[start Material for the task]
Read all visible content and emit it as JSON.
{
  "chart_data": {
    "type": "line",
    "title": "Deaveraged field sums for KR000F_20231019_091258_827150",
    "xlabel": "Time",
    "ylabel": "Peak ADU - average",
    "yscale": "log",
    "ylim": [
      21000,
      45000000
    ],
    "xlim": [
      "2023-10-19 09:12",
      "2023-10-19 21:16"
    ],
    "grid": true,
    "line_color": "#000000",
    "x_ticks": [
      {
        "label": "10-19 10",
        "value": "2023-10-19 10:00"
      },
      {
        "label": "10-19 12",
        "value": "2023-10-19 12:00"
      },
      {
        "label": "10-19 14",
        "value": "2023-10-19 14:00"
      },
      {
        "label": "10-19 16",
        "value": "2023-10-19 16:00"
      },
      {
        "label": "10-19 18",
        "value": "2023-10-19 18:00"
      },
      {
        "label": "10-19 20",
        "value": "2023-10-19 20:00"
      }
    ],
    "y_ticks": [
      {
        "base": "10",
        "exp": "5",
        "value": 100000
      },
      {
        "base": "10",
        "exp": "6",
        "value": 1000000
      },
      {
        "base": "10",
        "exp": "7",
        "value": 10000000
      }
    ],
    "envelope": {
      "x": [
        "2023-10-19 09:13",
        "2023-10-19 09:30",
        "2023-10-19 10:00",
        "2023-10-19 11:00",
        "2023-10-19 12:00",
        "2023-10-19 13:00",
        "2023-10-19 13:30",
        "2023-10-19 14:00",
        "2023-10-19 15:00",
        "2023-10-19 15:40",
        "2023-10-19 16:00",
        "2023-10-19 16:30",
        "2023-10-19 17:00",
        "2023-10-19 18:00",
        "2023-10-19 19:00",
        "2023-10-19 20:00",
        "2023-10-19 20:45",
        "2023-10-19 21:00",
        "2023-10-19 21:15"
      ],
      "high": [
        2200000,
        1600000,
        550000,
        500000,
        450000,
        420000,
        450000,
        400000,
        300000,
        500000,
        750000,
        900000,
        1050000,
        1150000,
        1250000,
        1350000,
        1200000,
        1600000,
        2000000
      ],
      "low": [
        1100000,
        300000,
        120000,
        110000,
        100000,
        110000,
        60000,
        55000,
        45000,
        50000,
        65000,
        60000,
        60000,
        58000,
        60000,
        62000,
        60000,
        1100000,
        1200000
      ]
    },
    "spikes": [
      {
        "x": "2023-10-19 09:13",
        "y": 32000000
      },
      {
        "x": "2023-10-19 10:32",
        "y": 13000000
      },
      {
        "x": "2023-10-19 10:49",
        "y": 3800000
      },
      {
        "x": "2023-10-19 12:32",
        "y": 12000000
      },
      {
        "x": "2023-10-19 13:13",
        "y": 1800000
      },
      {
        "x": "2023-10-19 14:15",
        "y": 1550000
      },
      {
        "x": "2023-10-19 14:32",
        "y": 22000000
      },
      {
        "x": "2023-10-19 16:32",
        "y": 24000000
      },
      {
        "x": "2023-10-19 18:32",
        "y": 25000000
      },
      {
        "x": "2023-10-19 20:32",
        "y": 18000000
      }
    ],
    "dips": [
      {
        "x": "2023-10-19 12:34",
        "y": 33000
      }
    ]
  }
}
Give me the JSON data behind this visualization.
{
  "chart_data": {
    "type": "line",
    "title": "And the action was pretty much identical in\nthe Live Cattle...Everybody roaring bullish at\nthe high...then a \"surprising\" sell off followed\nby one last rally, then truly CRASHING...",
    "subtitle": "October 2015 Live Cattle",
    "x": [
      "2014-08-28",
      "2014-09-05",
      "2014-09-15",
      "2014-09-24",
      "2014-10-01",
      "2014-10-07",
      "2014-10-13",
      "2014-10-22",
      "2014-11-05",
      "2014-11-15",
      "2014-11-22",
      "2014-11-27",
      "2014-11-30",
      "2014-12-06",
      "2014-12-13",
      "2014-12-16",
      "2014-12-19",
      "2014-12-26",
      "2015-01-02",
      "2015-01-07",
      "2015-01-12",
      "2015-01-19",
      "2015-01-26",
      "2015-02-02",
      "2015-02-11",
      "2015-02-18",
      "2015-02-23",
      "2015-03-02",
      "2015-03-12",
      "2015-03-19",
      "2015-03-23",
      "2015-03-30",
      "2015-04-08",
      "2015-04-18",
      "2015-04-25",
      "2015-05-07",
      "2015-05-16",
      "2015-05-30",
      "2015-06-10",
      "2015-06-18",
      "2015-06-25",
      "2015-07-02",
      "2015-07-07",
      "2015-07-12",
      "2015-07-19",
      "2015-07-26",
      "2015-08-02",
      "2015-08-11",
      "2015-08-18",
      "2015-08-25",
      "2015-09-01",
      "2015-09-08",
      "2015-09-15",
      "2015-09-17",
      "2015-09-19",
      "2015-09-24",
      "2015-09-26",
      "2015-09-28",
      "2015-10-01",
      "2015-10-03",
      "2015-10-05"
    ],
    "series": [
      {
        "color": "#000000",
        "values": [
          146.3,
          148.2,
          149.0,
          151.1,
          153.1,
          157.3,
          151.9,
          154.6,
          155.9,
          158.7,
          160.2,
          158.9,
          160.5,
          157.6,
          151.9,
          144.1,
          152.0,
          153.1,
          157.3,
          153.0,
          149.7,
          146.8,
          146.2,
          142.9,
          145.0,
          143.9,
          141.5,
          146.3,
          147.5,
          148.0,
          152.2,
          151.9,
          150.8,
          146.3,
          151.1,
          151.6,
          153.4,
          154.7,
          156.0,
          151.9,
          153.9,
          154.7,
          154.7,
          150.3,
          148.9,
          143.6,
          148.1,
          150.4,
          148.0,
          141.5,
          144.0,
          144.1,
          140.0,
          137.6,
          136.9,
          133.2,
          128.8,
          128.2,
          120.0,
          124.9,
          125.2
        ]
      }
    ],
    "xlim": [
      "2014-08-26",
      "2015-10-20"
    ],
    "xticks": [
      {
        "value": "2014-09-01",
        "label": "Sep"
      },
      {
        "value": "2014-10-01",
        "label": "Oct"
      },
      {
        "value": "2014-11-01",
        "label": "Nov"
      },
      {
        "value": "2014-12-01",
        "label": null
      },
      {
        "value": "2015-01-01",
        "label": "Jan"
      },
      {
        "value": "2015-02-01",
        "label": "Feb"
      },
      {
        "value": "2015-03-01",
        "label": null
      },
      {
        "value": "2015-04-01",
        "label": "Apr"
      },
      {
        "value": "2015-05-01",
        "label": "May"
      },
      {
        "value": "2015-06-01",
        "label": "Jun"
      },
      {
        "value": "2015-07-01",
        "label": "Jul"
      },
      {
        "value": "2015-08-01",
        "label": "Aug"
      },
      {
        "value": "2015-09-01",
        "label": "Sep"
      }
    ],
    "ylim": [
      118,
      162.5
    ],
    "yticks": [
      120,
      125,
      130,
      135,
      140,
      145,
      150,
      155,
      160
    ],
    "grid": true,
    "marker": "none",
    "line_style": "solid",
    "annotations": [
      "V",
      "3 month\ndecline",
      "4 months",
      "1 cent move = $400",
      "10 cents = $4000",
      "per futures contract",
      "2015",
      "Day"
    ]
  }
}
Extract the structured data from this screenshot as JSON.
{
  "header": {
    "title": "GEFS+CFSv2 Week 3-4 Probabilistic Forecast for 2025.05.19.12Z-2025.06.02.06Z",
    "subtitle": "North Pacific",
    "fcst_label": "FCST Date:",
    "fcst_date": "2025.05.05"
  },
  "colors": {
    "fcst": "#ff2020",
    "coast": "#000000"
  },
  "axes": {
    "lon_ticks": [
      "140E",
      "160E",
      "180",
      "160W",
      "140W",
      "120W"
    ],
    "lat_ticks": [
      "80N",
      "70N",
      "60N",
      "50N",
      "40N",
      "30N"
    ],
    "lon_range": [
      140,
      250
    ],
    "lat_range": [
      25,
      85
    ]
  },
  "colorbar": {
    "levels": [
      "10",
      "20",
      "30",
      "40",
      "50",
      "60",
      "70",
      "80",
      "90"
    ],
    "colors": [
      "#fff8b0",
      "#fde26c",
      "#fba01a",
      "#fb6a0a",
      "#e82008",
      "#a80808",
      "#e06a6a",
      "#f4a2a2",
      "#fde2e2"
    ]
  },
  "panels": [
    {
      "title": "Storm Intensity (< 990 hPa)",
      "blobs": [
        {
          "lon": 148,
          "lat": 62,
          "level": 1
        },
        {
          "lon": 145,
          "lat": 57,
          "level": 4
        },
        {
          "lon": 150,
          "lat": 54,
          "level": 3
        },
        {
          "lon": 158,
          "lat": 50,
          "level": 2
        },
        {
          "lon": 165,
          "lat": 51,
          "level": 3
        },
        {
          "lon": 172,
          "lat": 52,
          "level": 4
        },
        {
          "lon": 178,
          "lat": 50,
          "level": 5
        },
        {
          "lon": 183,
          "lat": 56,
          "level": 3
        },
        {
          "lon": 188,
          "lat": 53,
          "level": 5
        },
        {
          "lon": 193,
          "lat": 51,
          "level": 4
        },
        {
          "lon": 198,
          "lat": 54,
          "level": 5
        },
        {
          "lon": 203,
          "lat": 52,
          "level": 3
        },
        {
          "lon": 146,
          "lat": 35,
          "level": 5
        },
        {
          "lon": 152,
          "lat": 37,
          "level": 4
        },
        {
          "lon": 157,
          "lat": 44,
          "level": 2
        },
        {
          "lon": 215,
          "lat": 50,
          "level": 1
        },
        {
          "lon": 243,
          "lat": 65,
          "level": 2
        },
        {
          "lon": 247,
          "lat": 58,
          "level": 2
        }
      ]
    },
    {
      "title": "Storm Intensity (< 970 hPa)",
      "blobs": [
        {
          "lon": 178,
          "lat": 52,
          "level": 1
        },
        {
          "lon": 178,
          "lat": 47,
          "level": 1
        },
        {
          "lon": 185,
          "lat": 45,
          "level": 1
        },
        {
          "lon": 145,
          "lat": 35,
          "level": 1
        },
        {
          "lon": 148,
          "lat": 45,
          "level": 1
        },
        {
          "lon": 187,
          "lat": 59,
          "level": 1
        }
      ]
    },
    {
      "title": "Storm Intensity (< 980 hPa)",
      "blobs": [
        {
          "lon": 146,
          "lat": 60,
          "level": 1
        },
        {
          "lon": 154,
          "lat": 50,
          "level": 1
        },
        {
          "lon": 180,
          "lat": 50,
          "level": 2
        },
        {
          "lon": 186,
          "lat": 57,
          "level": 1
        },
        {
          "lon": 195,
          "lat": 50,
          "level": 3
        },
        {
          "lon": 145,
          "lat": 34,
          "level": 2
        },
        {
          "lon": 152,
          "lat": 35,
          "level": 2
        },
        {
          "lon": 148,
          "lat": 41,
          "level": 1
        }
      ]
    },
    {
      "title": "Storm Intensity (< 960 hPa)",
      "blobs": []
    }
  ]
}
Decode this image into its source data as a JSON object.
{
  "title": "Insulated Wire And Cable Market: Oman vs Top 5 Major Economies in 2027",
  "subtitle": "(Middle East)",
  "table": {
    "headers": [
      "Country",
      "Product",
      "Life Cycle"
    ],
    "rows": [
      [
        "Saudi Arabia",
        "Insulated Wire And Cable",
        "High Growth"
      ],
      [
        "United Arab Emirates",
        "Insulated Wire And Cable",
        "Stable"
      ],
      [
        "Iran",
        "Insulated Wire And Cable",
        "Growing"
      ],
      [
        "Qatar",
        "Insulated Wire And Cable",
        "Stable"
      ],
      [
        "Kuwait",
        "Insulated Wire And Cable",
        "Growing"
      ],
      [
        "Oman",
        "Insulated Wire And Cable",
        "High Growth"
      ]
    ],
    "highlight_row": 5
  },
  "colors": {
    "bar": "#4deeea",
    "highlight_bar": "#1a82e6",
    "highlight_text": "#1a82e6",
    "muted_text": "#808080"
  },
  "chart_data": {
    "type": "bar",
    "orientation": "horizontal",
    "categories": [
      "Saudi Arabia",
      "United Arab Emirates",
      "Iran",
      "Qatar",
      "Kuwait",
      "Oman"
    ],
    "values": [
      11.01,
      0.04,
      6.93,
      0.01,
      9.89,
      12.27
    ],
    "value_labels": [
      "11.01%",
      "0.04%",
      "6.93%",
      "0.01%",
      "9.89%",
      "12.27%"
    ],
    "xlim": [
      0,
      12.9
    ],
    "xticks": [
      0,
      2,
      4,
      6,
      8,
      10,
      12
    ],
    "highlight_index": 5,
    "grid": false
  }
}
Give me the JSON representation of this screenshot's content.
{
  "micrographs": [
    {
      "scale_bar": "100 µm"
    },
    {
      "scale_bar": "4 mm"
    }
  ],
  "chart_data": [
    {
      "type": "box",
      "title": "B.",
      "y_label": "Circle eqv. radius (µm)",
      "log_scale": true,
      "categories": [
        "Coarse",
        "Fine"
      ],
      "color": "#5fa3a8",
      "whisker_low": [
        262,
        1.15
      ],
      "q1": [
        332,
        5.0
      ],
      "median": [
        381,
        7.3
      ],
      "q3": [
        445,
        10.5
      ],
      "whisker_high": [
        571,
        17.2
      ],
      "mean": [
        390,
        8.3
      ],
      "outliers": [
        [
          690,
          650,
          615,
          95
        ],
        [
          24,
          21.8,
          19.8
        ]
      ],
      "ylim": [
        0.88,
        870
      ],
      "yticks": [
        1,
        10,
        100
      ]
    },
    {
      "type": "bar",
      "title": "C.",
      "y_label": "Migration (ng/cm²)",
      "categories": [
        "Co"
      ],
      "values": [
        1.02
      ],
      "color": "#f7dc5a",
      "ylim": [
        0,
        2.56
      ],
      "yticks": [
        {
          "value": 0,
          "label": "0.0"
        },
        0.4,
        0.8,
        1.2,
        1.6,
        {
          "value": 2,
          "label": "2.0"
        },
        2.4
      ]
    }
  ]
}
[end Material for the task]
_Given request_
Collect every line with the string "Cattle" from the records, and copy each.

_Full response_
    "title": "And the action was pretty much identical in\nthe Live Cattle...Everybody roaring bullish at\nthe high...then a \"surprising\" sell off followed\nby one last rally, then truly CRASHING...",
    "subtitle": "October 2015 Live Cattle",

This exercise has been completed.